*** Provided material

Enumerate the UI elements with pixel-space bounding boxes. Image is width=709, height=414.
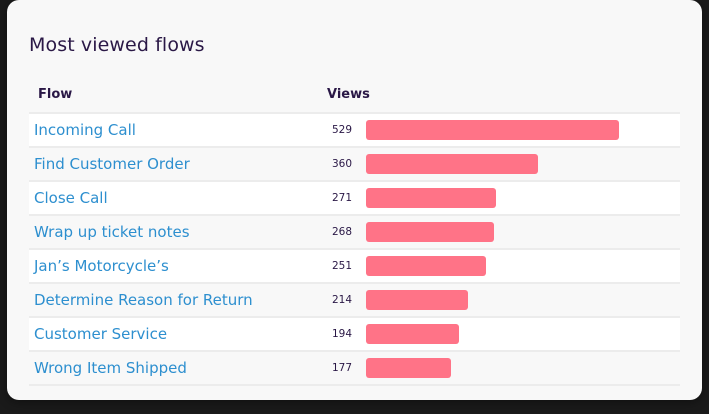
flow-link[interactable]: Incoming Call — [34, 121, 136, 139]
views-count: 360 — [332, 158, 353, 170]
table-row: Find Customer Order 360 — [29, 148, 680, 182]
flow-link[interactable]: Jan’s Motorcycle’s — [34, 257, 169, 275]
table-row: Wrong Item Shipped 177 — [29, 352, 680, 386]
table-row: Incoming Call 529 — [29, 114, 680, 148]
views-bar — [366, 256, 486, 276]
views-count: 529 — [332, 124, 353, 136]
column-header-flow: Flow — [38, 87, 73, 102]
views-bar — [366, 358, 451, 378]
table-row: Wrap up ticket notes 268 — [29, 216, 680, 250]
table-row: Determine Reason for Return 214 — [29, 284, 680, 318]
views-count: 251 — [332, 260, 353, 272]
views-bar — [366, 188, 496, 208]
flow-link[interactable]: Determine Reason for Return — [34, 291, 253, 309]
most-viewed-flows-card: Most viewed flows Flow Views Incoming Ca… — [7, 0, 702, 400]
table-row: Customer Service 194 — [29, 318, 680, 352]
views-bar — [366, 120, 619, 140]
flows-table: Incoming Call 529 Find Customer Order 36… — [29, 112, 680, 386]
flow-link[interactable]: Find Customer Order — [34, 155, 190, 173]
views-count: 214 — [332, 294, 353, 306]
flow-link[interactable]: Customer Service — [34, 325, 168, 343]
views-bar — [366, 222, 494, 242]
flow-link[interactable]: Wrong Item Shipped — [34, 359, 187, 377]
table-row: Close Call 271 — [29, 182, 680, 216]
column-header-views: Views — [327, 87, 370, 102]
flow-link[interactable]: Close Call — [34, 189, 108, 207]
views-bar — [366, 290, 468, 310]
views-bar — [366, 154, 538, 174]
views-count: 177 — [332, 362, 353, 374]
table-row: Jan’s Motorcycle’s 251 — [29, 250, 680, 284]
views-count: 268 — [332, 226, 353, 238]
flow-link[interactable]: Wrap up ticket notes — [34, 223, 190, 241]
card-title: Most viewed flows — [29, 34, 205, 56]
views-bar — [366, 324, 459, 344]
views-count: 194 — [332, 328, 353, 340]
views-count: 271 — [332, 192, 353, 204]
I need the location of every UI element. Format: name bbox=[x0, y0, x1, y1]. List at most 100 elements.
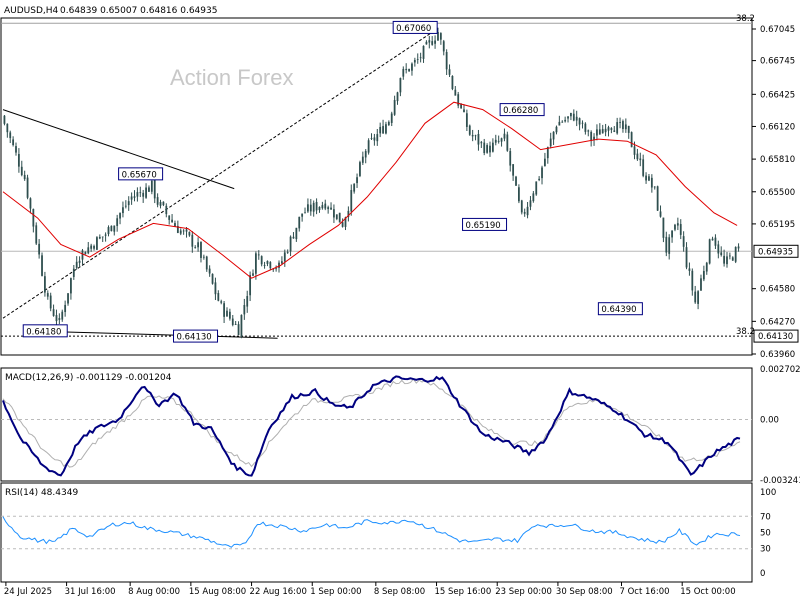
price-label: 0.64180 bbox=[26, 327, 61, 337]
candle-body bbox=[335, 214, 338, 220]
candle-body bbox=[110, 225, 113, 232]
candle-body bbox=[122, 207, 124, 214]
candle-body bbox=[136, 192, 139, 197]
candle-body bbox=[515, 176, 517, 186]
candle-body bbox=[6, 123, 9, 133]
candle-body bbox=[477, 133, 480, 145]
moving-average-line bbox=[2, 101, 738, 279]
candle-body bbox=[38, 243, 41, 255]
candle-body bbox=[26, 177, 29, 198]
candle-body bbox=[165, 205, 168, 215]
candle-body bbox=[78, 260, 81, 263]
price-label-box bbox=[173, 329, 219, 343]
candle-body bbox=[116, 218, 119, 226]
candle-body bbox=[728, 255, 731, 257]
candle-body bbox=[549, 138, 552, 147]
time-tick-label: 22 Aug 16:00 bbox=[250, 587, 307, 597]
candle-body bbox=[93, 246, 95, 249]
candle-body bbox=[529, 200, 532, 207]
candle-body bbox=[96, 237, 98, 250]
candle-body bbox=[486, 145, 489, 153]
candle-body bbox=[29, 198, 32, 209]
candle-body bbox=[90, 245, 93, 249]
price-tick-label: 0.63960 bbox=[760, 350, 795, 360]
candle-body bbox=[535, 181, 538, 195]
candle-body bbox=[506, 134, 509, 151]
candle-body bbox=[124, 205, 127, 207]
macd-title: MACD(12,26,9) -0.001129 -0.001204 bbox=[5, 373, 172, 383]
price-label-box bbox=[462, 217, 508, 231]
candle-body bbox=[604, 128, 607, 133]
candle-body bbox=[307, 204, 309, 212]
candle-body bbox=[723, 255, 726, 264]
candle-body bbox=[622, 121, 624, 129]
candle-body bbox=[324, 203, 327, 209]
candle-body bbox=[315, 201, 318, 211]
candle-body bbox=[81, 250, 84, 260]
candle-body bbox=[572, 113, 575, 121]
candle-body bbox=[49, 295, 52, 309]
candle-body bbox=[399, 78, 402, 93]
candle-body bbox=[130, 196, 133, 200]
candle-body bbox=[463, 109, 465, 113]
time-tick-label: 30 Sep 08:00 bbox=[556, 587, 613, 597]
candle-body bbox=[182, 230, 185, 232]
candle-body bbox=[679, 224, 682, 235]
price-label-box bbox=[22, 324, 68, 338]
candle-body bbox=[682, 236, 685, 247]
macd-signal-line bbox=[2, 378, 741, 468]
candle-body bbox=[370, 138, 373, 139]
candle-body bbox=[546, 146, 549, 159]
candle-body bbox=[396, 92, 399, 102]
price-panel-frame bbox=[0, 17, 753, 356]
candle-body bbox=[674, 224, 676, 230]
candle-body bbox=[240, 314, 243, 337]
candle-body bbox=[431, 41, 434, 45]
time-tick-label: 15 Oct 00:00 bbox=[680, 587, 735, 597]
candle-body bbox=[23, 174, 26, 180]
candle-body bbox=[590, 131, 593, 142]
candle-body bbox=[107, 227, 110, 235]
candle-body bbox=[67, 293, 69, 304]
time-tick-label: 1 Sep 00:00 bbox=[310, 587, 361, 597]
candle-body bbox=[468, 125, 471, 135]
candle-body bbox=[653, 186, 656, 188]
candle-body bbox=[489, 145, 491, 153]
candle-body bbox=[471, 134, 474, 137]
candle-body bbox=[688, 268, 691, 271]
candle-body bbox=[246, 296, 249, 307]
candle-body bbox=[512, 164, 515, 176]
candle-body bbox=[442, 41, 445, 52]
time-tick-label: 23 Sep 00:00 bbox=[495, 587, 552, 597]
candle-body bbox=[333, 209, 335, 218]
candle-body bbox=[301, 213, 304, 217]
candle-body bbox=[292, 236, 295, 239]
candle-body bbox=[500, 138, 503, 142]
candle-body bbox=[627, 125, 630, 133]
candle-body bbox=[697, 291, 699, 304]
rsi-panel-frame bbox=[0, 482, 753, 583]
candle-body bbox=[275, 268, 278, 270]
price-tick-label: 0.66745 bbox=[760, 57, 795, 67]
candle-body bbox=[44, 276, 46, 293]
candle-body bbox=[656, 186, 659, 211]
rsi-line bbox=[2, 516, 741, 548]
candle-body bbox=[318, 206, 321, 211]
candle-body bbox=[630, 132, 633, 148]
candle-body bbox=[494, 139, 497, 143]
candle-body bbox=[610, 128, 613, 130]
candle-body bbox=[523, 212, 526, 214]
candle-body bbox=[451, 75, 454, 90]
candle-body bbox=[480, 142, 483, 144]
candle-body bbox=[671, 230, 673, 238]
candle-body bbox=[98, 236, 101, 239]
candle-body bbox=[353, 183, 356, 192]
price-tick-label: 0.64580 bbox=[760, 285, 795, 295]
candle-body bbox=[127, 201, 130, 206]
candle-body bbox=[726, 256, 728, 265]
candle-body bbox=[509, 150, 512, 166]
candle-body bbox=[425, 41, 428, 45]
candle-body bbox=[159, 201, 162, 206]
candle-body bbox=[596, 129, 598, 136]
candle-body bbox=[330, 207, 332, 210]
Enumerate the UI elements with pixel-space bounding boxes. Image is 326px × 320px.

******

▶ _What is being asked_
Copy all of the records above word for word, omitting the pictures.

▶ _Result for this task_
Enumerate the UI elements with pixel-space bounding boxes. Image is width=709, height=414.
flow-link[interactable]: Incoming Call — [34, 121, 136, 139]
views-count: 360 — [332, 158, 353, 170]
table-row: Find Customer Order 360 — [29, 148, 680, 182]
flow-link[interactable]: Jan’s Motorcycle’s — [34, 257, 169, 275]
table-row: Wrong Item Shipped 177 — [29, 352, 680, 386]
table-row: Incoming Call 529 — [29, 114, 680, 148]
views-bar — [366, 256, 486, 276]
views-count: 529 — [332, 124, 353, 136]
column-header-flow: Flow — [38, 87, 73, 102]
views-bar — [366, 358, 451, 378]
table-row: Wrap up ticket notes 268 — [29, 216, 680, 250]
table-row: Determine Reason for Return 214 — [29, 284, 680, 318]
views-count: 251 — [332, 260, 353, 272]
views-bar — [366, 188, 496, 208]
flow-link[interactable]: Determine Reason for Return — [34, 291, 253, 309]
most-viewed-flows-card: Most viewed flows Flow Views Incoming Ca… — [7, 0, 702, 400]
table-row: Customer Service 194 — [29, 318, 680, 352]
views-bar — [366, 120, 619, 140]
flows-table: Incoming Call 529 Find Customer Order 36… — [29, 112, 680, 386]
flow-link[interactable]: Find Customer Order — [34, 155, 190, 173]
views-count: 214 — [332, 294, 353, 306]
flow-link[interactable]: Customer Service — [34, 325, 168, 343]
views-bar — [366, 222, 494, 242]
flow-link[interactable]: Wrong Item Shipped — [34, 359, 187, 377]
table-row: Close Call 271 — [29, 182, 680, 216]
column-header-views: Views — [327, 87, 370, 102]
flow-link[interactable]: Close Call — [34, 189, 108, 207]
views-bar — [366, 290, 468, 310]
views-bar — [366, 154, 538, 174]
views-count: 177 — [332, 362, 353, 374]
table-row: Jan’s Motorcycle’s 251 — [29, 250, 680, 284]
views-count: 268 — [332, 226, 353, 238]
flow-link[interactable]: Wrap up ticket notes — [34, 223, 190, 241]
card-title: Most viewed flows — [29, 34, 205, 56]
views-bar — [366, 324, 459, 344]
views-count: 194 — [332, 328, 353, 340]
views-count: 271 — [332, 192, 353, 204]
I need the location of every UI element. Format: name bbox=[x0, y0, x1, y1]. List at most 100 elements.
price-label: 0.64180 bbox=[26, 327, 61, 337]
candle-body bbox=[335, 214, 338, 220]
candle-body bbox=[110, 225, 113, 232]
candle-body bbox=[122, 207, 124, 214]
candle-body bbox=[136, 192, 139, 197]
candle-body bbox=[515, 176, 517, 186]
candle-body bbox=[6, 123, 9, 133]
candle-body bbox=[477, 133, 480, 145]
moving-average-line bbox=[2, 101, 738, 279]
candle-body bbox=[38, 243, 41, 255]
candle-body bbox=[26, 177, 29, 198]
candle-body bbox=[165, 205, 168, 215]
candle-body bbox=[78, 260, 81, 263]
price-label-box bbox=[173, 329, 219, 343]
candle-body bbox=[116, 218, 119, 226]
candle-body bbox=[728, 255, 731, 257]
candle-body bbox=[549, 138, 552, 147]
time-tick-label: 22 Aug 16:00 bbox=[250, 587, 307, 597]
candle-body bbox=[93, 246, 95, 249]
candle-body bbox=[529, 200, 532, 207]
candle-body bbox=[96, 237, 98, 250]
candle-body bbox=[486, 145, 489, 153]
candle-body bbox=[29, 198, 32, 209]
candle-body bbox=[90, 245, 93, 249]
price-tick-label: 0.63960 bbox=[760, 350, 795, 360]
candle-body bbox=[535, 181, 538, 195]
candle-body bbox=[506, 134, 509, 151]
candle-body bbox=[124, 205, 127, 207]
macd-title: MACD(12,26,9) -0.001129 -0.001204 bbox=[5, 373, 172, 383]
price-label-box bbox=[462, 217, 508, 231]
candle-body bbox=[604, 128, 607, 133]
candle-body bbox=[307, 204, 309, 212]
candle-body bbox=[723, 255, 726, 264]
candle-body bbox=[622, 121, 624, 129]
candle-body bbox=[324, 203, 327, 209]
candle-body bbox=[315, 201, 318, 211]
candle-body bbox=[81, 250, 84, 260]
candle-body bbox=[572, 113, 575, 121]
candle-body bbox=[49, 295, 52, 309]
candle-body bbox=[399, 78, 402, 93]
candle-body bbox=[130, 196, 133, 200]
candle-body bbox=[463, 109, 465, 113]
time-tick-label: 30 Sep 08:00 bbox=[556, 587, 613, 597]
candle-body bbox=[182, 230, 185, 232]
candle-body bbox=[679, 224, 682, 235]
price-label-box bbox=[22, 324, 68, 338]
candle-body bbox=[682, 236, 685, 247]
macd-signal-line bbox=[2, 378, 741, 468]
candle-body bbox=[370, 138, 373, 139]
candle-body bbox=[546, 146, 549, 159]
candle-body bbox=[396, 92, 399, 102]
price-panel-frame bbox=[0, 17, 753, 356]
candle-body bbox=[674, 224, 676, 230]
candle-body bbox=[240, 314, 243, 337]
candle-body bbox=[431, 41, 434, 45]
time-tick-label: 15 Oct 00:00 bbox=[680, 587, 735, 597]
candle-body bbox=[23, 174, 26, 180]
candle-body bbox=[590, 131, 593, 142]
candle-body bbox=[107, 227, 110, 235]
candle-body bbox=[67, 293, 69, 304]
time-tick-label: 1 Sep 00:00 bbox=[310, 587, 361, 597]
candle-body bbox=[468, 125, 471, 135]
candle-body bbox=[653, 186, 656, 188]
candle-body bbox=[489, 145, 491, 153]
candle-body bbox=[471, 134, 474, 137]
candle-body bbox=[688, 268, 691, 271]
candle-body bbox=[246, 296, 249, 307]
candle-body bbox=[512, 164, 515, 176]
candle-body bbox=[442, 41, 445, 52]
time-tick-label: 23 Sep 00:00 bbox=[495, 587, 552, 597]
candle-body bbox=[333, 209, 335, 218]
candle-body bbox=[301, 213, 304, 217]
candle-body bbox=[292, 236, 295, 239]
candle-body bbox=[500, 138, 503, 142]
candle-body bbox=[627, 125, 630, 133]
candle-body bbox=[697, 291, 699, 304]
rsi-panel-frame bbox=[0, 482, 753, 583]
candle-body bbox=[275, 268, 278, 270]
price-tick-label: 0.66745 bbox=[760, 57, 795, 67]
candle-body bbox=[44, 276, 46, 293]
candle-body bbox=[656, 186, 659, 211]
rsi-line bbox=[2, 516, 741, 548]
candle-body bbox=[318, 206, 321, 211]
candle-body bbox=[630, 132, 633, 148]
candle-body bbox=[494, 139, 497, 143]
candle-body bbox=[610, 128, 613, 130]
candle-body bbox=[523, 212, 526, 214]
candle-body bbox=[451, 75, 454, 90]
candle-body bbox=[480, 142, 483, 144]
candle-body bbox=[671, 230, 673, 238]
candle-body bbox=[98, 236, 101, 239]
candle-body bbox=[353, 183, 356, 192]
price-tick-label: 0.64580 bbox=[760, 285, 795, 295]
candle-body bbox=[127, 201, 130, 206]
candle-body bbox=[726, 256, 728, 265]
candle-body bbox=[509, 150, 512, 166]
candle-body bbox=[425, 41, 428, 45]
candle-body bbox=[159, 201, 162, 206]
candle-body bbox=[596, 129, 598, 136]
candle-body bbox=[330, 207, 332, 210]
Enumerate the UI elements with pixel-space bounding boxes. Image is 326px × 320px.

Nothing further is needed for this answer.